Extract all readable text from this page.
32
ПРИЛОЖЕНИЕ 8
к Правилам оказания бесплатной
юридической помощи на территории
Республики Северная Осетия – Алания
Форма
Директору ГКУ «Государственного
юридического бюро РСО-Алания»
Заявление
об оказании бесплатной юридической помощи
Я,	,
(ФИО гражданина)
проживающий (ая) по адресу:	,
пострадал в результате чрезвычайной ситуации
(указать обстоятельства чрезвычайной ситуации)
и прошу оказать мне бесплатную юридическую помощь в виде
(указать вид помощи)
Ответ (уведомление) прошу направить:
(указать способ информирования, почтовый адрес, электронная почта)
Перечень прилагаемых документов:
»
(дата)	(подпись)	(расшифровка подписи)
──────
Print the listing above in full, exactly as it is.

SOLVED EXERCISE:
Extract all readable text from this page.
32
ПРИЛОЖЕНИЕ 8
к Правилам оказания бесплатной
юридической помощи на территории
Республики Северная Осетия – Алания
Форма
Директору ГКУ «Государственного
юридического бюро РСО-Алания»
Заявление
об оказании бесплатной юридической помощи
Я,	,
(ФИО гражданина)
проживающий (ая) по адресу:	,
пострадал в результате чрезвычайной ситуации
(указать обстоятельства чрезвычайной ситуации)
и прошу оказать мне бесплатную юридическую помощь в виде
(указать вид помощи)
Ответ (уведомление) прошу направить:
(указать способ информирования, почтовый адрес, электронная почта)
Перечень прилагаемых документов:
»
(дата)	(подпись)	(расшифровка подписи)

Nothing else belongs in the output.